Exercise task: Copy every line that holds "What".

◆ ◆ ◆ ◆ ◆

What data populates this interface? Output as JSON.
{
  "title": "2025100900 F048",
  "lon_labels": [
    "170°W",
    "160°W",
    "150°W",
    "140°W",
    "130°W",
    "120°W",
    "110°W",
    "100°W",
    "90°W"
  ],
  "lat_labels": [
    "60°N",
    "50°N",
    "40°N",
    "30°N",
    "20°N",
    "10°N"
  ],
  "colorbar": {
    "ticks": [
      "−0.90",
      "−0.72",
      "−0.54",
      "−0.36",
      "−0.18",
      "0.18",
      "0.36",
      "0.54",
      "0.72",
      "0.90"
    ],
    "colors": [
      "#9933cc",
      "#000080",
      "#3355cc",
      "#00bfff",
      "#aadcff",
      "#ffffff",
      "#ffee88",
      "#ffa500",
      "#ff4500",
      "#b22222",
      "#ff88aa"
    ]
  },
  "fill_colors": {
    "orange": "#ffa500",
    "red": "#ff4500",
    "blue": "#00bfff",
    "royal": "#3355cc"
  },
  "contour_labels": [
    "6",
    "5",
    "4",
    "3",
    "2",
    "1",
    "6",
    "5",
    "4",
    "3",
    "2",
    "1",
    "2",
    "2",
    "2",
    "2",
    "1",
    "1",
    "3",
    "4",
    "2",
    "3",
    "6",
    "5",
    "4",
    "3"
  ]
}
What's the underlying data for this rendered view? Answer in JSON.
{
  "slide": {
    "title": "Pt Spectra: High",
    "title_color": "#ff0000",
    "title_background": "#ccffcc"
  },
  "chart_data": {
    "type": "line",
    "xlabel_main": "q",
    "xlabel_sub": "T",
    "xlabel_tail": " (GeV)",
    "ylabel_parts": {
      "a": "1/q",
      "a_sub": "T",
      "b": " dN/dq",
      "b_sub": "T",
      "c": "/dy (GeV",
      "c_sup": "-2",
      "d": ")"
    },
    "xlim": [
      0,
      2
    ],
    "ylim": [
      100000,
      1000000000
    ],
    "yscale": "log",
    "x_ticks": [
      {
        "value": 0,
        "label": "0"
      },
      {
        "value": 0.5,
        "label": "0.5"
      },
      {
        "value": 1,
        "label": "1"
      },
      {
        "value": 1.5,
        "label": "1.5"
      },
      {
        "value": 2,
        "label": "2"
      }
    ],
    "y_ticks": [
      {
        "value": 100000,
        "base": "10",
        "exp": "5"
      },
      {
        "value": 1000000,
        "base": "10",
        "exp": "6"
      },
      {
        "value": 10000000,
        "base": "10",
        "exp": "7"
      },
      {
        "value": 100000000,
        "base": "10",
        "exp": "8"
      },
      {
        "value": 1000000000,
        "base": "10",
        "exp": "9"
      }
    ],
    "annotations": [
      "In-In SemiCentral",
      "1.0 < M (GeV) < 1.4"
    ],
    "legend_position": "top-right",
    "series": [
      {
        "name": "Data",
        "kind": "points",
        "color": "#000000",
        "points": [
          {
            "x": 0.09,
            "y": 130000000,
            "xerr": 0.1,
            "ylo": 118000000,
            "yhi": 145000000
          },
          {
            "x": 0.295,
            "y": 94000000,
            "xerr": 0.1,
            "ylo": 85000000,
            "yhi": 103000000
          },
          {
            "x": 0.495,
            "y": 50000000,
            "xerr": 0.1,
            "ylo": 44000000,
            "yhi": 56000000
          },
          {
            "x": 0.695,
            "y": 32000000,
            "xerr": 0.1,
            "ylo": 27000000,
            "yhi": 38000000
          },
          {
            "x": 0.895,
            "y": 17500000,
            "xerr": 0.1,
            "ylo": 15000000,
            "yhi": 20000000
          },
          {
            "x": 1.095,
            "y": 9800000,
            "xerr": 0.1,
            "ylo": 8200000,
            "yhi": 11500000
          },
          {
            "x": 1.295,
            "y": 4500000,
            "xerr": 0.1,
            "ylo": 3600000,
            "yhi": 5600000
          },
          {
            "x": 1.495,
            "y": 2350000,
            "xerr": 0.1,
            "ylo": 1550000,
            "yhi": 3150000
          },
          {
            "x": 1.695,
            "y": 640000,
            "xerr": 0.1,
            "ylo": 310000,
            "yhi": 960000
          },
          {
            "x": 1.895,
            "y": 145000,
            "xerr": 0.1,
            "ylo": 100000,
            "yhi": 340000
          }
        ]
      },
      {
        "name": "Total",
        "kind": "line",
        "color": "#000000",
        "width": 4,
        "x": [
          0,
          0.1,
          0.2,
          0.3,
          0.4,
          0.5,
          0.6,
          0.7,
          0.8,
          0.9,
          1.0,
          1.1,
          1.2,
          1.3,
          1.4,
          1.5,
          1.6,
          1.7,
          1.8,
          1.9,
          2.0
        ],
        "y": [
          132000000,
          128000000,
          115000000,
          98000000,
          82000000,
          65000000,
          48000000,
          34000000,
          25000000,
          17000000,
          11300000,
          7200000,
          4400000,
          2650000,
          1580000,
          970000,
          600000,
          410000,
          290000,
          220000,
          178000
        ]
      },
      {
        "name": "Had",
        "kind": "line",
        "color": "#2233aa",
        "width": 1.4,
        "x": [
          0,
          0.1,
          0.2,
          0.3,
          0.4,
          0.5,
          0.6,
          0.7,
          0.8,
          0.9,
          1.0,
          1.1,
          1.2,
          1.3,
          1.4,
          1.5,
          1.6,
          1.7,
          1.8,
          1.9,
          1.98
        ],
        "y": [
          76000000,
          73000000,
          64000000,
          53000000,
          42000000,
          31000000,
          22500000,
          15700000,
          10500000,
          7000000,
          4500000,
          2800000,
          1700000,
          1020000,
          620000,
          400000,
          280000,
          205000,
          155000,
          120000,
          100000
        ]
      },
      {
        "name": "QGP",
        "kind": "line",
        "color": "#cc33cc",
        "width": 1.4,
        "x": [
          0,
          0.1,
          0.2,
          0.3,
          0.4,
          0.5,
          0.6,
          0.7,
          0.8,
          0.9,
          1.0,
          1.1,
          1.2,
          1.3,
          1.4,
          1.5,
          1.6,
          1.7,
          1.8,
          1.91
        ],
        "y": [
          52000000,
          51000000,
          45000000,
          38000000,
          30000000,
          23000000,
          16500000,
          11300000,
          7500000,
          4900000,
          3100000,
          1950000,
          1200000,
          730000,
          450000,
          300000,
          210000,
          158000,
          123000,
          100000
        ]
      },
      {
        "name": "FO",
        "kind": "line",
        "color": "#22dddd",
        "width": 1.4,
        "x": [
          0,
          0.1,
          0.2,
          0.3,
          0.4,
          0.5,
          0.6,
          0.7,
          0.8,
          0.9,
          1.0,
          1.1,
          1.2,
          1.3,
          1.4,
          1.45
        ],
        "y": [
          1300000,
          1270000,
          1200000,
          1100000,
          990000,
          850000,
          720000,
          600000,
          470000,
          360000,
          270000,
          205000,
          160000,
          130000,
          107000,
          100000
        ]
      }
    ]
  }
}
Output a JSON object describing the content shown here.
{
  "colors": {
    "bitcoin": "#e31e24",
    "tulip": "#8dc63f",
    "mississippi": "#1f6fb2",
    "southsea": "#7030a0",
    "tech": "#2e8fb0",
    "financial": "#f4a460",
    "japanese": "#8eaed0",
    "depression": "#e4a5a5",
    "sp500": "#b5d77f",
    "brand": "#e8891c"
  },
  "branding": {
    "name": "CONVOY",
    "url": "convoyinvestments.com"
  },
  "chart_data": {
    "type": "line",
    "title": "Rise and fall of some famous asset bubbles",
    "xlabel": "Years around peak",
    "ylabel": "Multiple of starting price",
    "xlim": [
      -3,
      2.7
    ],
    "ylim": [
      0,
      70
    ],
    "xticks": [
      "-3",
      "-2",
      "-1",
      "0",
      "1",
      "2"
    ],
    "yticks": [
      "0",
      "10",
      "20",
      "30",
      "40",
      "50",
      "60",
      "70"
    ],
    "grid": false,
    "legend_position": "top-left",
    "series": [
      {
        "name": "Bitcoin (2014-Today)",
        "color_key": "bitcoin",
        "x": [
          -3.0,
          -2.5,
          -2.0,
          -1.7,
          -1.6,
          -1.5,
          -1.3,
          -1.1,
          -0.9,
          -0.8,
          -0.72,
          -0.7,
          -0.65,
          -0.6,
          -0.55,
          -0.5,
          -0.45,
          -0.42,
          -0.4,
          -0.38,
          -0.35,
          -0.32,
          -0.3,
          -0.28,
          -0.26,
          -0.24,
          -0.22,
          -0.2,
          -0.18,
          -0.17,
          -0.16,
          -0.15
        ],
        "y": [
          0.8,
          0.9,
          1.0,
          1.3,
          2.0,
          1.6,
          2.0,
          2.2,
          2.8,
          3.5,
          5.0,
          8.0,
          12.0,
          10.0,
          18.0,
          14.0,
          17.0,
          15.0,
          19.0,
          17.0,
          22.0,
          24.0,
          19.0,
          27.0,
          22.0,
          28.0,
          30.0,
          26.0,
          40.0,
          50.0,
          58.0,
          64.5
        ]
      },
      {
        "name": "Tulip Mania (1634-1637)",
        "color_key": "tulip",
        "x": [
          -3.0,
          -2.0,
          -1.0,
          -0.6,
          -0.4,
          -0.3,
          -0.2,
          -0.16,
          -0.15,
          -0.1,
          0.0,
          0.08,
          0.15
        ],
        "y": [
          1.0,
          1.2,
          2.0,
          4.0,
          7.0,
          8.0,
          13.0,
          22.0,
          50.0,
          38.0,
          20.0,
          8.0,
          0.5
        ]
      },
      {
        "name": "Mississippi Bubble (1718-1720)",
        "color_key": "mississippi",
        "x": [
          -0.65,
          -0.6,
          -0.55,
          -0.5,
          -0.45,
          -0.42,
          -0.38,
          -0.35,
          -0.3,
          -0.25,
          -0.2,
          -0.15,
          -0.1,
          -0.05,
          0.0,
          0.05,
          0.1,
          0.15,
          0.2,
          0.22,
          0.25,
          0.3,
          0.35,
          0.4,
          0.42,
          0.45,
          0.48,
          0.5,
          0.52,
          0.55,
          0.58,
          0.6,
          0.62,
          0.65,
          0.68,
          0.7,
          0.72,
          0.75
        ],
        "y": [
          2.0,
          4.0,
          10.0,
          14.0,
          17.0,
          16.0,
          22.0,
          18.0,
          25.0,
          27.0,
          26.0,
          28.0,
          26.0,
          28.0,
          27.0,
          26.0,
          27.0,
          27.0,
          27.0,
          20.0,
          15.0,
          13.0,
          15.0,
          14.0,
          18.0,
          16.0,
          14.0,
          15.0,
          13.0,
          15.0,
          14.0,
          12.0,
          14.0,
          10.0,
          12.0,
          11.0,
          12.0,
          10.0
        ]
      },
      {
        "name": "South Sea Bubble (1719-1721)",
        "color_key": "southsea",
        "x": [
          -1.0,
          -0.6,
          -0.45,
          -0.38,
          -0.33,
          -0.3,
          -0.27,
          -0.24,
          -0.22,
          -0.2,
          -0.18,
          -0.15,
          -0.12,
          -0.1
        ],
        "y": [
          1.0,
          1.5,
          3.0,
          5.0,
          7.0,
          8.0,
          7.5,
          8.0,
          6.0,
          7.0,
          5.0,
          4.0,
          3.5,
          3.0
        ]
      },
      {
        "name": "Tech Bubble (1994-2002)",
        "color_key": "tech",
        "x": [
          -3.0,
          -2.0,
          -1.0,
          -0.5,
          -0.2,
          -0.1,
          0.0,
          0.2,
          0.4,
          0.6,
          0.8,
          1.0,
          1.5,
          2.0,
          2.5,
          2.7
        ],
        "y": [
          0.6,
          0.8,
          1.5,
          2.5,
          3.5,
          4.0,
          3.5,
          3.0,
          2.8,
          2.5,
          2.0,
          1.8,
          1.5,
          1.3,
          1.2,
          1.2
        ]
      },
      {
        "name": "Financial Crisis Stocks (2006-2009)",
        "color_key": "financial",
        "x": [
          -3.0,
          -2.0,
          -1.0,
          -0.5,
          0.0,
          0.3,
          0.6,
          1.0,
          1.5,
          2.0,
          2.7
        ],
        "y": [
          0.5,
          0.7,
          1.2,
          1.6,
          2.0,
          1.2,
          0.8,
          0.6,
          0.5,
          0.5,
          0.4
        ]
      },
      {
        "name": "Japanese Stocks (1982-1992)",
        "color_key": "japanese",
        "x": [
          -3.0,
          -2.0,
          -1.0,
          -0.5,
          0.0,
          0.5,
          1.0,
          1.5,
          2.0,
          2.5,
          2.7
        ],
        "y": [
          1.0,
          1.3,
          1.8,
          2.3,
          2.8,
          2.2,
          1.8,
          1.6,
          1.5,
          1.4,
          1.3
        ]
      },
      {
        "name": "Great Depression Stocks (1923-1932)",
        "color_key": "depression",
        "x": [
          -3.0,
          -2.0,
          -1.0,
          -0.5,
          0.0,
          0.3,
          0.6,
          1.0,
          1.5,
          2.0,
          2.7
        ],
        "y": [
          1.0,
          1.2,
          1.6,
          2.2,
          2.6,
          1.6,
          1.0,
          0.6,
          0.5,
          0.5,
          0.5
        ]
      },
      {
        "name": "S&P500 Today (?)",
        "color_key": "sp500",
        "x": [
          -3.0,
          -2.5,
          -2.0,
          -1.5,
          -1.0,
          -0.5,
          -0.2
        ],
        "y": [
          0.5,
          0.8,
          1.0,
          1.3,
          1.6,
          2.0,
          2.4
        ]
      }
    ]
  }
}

◆ ◆ ◆ ◆ ◆

Completed task:
What data populates this interface? Output as JSON.
What's the underlying data for this rendered view? Answer in JSON.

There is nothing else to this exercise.